▸ **SOURCE RECORDS**:
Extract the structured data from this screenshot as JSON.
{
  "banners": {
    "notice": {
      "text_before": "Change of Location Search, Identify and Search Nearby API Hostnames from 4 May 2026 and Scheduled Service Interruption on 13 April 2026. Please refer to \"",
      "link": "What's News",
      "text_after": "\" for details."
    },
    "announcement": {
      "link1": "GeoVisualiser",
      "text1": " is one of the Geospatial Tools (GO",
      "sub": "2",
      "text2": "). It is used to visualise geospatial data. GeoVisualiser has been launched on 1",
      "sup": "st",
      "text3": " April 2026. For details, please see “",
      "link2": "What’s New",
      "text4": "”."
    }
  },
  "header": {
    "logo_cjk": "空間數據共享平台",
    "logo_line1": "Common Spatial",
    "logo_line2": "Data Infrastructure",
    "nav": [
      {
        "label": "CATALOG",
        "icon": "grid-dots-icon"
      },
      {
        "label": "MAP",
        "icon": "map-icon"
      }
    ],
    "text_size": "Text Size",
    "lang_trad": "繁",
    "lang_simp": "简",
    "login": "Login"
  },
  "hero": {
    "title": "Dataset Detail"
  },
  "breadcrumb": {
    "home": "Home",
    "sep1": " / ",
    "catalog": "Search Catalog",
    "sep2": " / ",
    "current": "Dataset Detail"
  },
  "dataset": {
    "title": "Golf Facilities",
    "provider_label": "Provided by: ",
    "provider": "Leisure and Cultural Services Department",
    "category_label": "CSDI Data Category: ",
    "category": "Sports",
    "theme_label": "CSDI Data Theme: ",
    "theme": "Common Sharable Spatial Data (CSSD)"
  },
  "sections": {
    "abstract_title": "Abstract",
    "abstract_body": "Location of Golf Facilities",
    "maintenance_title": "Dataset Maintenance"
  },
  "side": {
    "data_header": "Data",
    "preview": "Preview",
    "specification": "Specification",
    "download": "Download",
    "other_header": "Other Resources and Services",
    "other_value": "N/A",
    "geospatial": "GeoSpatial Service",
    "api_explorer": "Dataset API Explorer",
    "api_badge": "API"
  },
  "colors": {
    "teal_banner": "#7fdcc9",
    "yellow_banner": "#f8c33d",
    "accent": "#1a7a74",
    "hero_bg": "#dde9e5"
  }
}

▸ **REQUIREMENTS**: Copy each line holding the word "Location" from the listing above.

▸ **EXERCISE RESPONSE**:
      "text_before": "Change of Location Search, Identify and Search Nearby API Hostnames from 4 May 2026 and Scheduled Service Interruption on 13 April 2026. Please refer to \"",
    "abstract_body": "Location of Golf Facilities",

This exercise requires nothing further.